**STATED EXERCISE 1**:
Answer these questions using the hearing testimony passage.
(a) According to Mr. Schubert, who put the breached levee shown in one slide there?
(b) Why was Madison County chosen for Mr. Janarthanan's study?
(c) How large were Landfill A and Landfill B?
**STATED EXERCISE 2**: Continue the hearing testimony passage on Mr. Janarthanan's landfill study, starting right after its final sentence.
:: ARTICLE
Several participants from the Agency and WMI questioned Ms. Andria. (Tr. at 88-93.)
Additionally, WMI employees, Mr. William Schubert and Mr. Glen O’Brien, clarified some
of the pictures. (Tr. at 89-93.) Mr. Schubert reported that some slides showed collect down
drains which collect clean water from vinyl-covered areas on top of the landfill and carry the
water without making gullies in the side slope. (Tr. at 89-90.) Mr. Schubert also testified that
the white material in one slide was geotextile material used in landfill construction, not solid
waste. (Tr. at 90.) Moreover, Mr. Schubert noted that a breached levee in one slide was put
there by the Chouteau Island Levee District and was not constructed by WMI. (Tr. at 90.)
Mr. O’Brien testified that one slide showed a wetland where an old levee under the jurisdiction
of the Chouteau Island Levee District had failed and was not a slide of the WMI borrow pit.
(Tr. at 91-92.) Ms. Andria countered that she had slides of bulldozers in action and that
someone was bulldozing a wetland. (Tr. at 93-94.)
Testimony of Mr. Raj Janarthanan
Mr. Janarthanan, who works as a Geographical Information System (GIS) specialist
with the Illinois State Water Survey, Division of Surface Water Resources Systems and
Information and GIS,
7
presented the results from his Master’s thesis, entitled “Assessing the
Impact of Flooded Landfills on Ground Water Using GIS and Computer-Based Pollution
Models,” performed under the supervision of Mr. Varkki George of the Department of Urban
and Regional Planning at the University of Illinois. (Tr. at 95-96.) Mr. Janarthanan used the
Illinois GIS and computer-based pollution models to study the impact of flooded landfills on
groundwater. (Tr. at 96.) Madison County was chosen for the study because it had the
highest number of land disposal sites in the 100-year floodplain that were actually flooded in
1993. (Tr. at 97.) Ten land disposal sites were identified within the 100-year floodplain in
Madison County from a variety of GIS databases. (Tr. at 96-97.) Three of those sites flooded
in 1993. (Tr. at 97.) From those three sites, two landfill sites were chosen for the study:
Landfill A (200 acres), and Landfill B (25 acres). (Tr. at 97.)
::::
:: MATERIAL PROVIDED
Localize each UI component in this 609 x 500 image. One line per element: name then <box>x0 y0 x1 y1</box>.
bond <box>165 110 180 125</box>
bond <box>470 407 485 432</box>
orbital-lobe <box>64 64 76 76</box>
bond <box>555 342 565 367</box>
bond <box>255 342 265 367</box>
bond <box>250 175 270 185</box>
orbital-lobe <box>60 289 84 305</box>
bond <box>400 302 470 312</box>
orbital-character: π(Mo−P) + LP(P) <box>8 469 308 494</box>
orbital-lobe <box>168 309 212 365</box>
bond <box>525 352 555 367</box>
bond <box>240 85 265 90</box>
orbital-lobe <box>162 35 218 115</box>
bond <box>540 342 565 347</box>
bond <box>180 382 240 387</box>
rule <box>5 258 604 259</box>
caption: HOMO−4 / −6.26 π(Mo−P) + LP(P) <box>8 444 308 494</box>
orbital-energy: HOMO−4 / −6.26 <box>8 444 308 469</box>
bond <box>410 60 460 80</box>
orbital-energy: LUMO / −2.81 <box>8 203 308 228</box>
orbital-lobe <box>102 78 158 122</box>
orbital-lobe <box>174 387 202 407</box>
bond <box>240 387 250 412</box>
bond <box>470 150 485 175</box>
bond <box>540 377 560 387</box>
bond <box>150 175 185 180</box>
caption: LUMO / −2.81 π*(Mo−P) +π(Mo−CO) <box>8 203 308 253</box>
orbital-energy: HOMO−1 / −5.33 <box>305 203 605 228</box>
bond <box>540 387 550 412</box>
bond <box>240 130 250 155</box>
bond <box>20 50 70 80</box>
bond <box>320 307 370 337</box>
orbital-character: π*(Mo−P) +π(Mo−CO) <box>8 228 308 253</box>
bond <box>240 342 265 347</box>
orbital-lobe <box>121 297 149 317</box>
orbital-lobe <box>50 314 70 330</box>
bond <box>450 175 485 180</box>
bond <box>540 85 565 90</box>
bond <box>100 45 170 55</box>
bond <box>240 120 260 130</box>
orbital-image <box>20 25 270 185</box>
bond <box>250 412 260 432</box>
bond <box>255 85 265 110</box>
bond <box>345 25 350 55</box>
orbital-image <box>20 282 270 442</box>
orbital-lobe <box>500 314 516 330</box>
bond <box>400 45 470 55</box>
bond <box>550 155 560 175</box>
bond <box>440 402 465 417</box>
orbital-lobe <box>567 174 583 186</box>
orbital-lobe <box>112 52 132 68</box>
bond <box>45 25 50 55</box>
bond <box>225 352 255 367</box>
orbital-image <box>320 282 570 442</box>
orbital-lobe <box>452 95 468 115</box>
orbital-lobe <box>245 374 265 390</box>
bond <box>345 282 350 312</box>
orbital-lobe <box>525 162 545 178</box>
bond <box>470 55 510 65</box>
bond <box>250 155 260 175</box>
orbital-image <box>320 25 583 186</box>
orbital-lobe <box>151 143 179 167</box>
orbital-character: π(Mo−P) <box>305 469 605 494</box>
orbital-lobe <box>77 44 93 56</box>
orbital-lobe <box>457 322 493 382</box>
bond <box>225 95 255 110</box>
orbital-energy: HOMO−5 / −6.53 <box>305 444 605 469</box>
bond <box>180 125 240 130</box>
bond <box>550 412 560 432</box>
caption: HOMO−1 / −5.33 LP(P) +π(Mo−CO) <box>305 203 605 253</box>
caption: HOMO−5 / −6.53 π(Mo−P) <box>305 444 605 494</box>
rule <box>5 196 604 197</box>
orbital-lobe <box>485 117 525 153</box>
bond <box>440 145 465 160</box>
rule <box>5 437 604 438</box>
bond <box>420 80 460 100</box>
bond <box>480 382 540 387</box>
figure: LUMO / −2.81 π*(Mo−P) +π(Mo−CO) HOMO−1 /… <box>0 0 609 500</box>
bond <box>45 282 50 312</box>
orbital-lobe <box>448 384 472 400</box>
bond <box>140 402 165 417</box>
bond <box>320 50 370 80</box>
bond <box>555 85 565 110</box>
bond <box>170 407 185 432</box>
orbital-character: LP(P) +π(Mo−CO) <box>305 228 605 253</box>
::::
**RIGHT ANSWER 1**:
(a) The Chouteau Island Levee District put it there; it was not constructed by WMI.
(b) It had the highest number of land disposal sites in the 100-year floodplain that were actually flooded in 1993.
(c) Landfill A was 200 acres, and Landfill B was 25 acres.

**RIGHT ANSWER 2**:
To estimate leachate produced by the two landfills, Mr. Janarthanan used a model
entitled, “Hydrologic Evaluation of Landfill Performance” (HELP), that was developed by the
7
In PC 7, WMI stated that recent conversations with the Illinois Water Survey indicated that
Mr. Janarthanan was not authorized to speak on behalf of the Illinois Water Survey in
testimony before the Board on June 28, 1995. (PC 7 at 11.) In PC 20, Mr. Janarthanan
countered that the Illinois State Water Survey did authorized him to participate in the Board
hearing on June 28, 1995 as an Illinois State Water Survey representative. (PC 20 at 1.)
10
Army Corps of Engineers, Waterways Experiment Station at Vicksburgh, Mississippi. (Tr. at
98.) The HELP model (Version 3.01, see Tr. at 107) used water balance equations to
calculate leachate produced for various landfill designs under different climatalogical and
geologic variables. (Tr. at 98.) Since specific design data were not available for the two
subject landfills, general landfill design was assumed as recommended by the HELP model.
(Tr. at 98, 107.) Default soil and water balance values were defaulted by the HELP model for
the East St. Louis area. (Tr. at 98-99.) The HELP model also determined the daily rainfall,
temperature, and solar radiation based on data from St. Louis, Missouri. (Tr. at 99.)
According to the HELP model results, Landfill A produced 105,736 cubic feet of
leachate under normal conditions and 4,356,753 cubic feet of leachate “after it was flooded.”
(Tr. at 99.) Landfill B, according to the HELP model, produced 1,004 cubic feet of leachate
under normal conditions and 51,230 cubic feet of leachate under post-flood conditions. (Tr. at
99.)
Next, Mr. Janarthanan used ground water models to estimate the rate and area of the
leachate plume based on the leachate numbers generated by the HELP model. (Tr. at 99.)
Mr. Janarthanan then used values from several hydrogeologic parameters in a dispersion flow
model to determine velocity field and head field of the leachate. (Tr. at 100.) The output
from the dispersion model was analyzed with landfill position in the Particle Tracking Model
to derive plume dispersion contours. (Tr. at 100.) Groundwater levels and hydraulic
conductivity specific to the area were obtained from reports of the Illinois State Water Survey
published in 1993. (Tr. at 100.) The Particle Tracking Model generated numbers using both
low hydraulic conductivity and high hydraulic conductivity values for each site. (Tr. at 100-
101.) Several assumptions were necessary to run the model. (Tr. at 100-101.) Finally,
leachate plume contours were overlaid on a land use map using GIS software. (Tr. at 102-
103.) Mr. Janarthanan asserted that the results from the GIS software and computer-based
pollution models could aid decisionmakers in seeing the impact of ground water contamination
on surrounding areas. (Tr. at 103.)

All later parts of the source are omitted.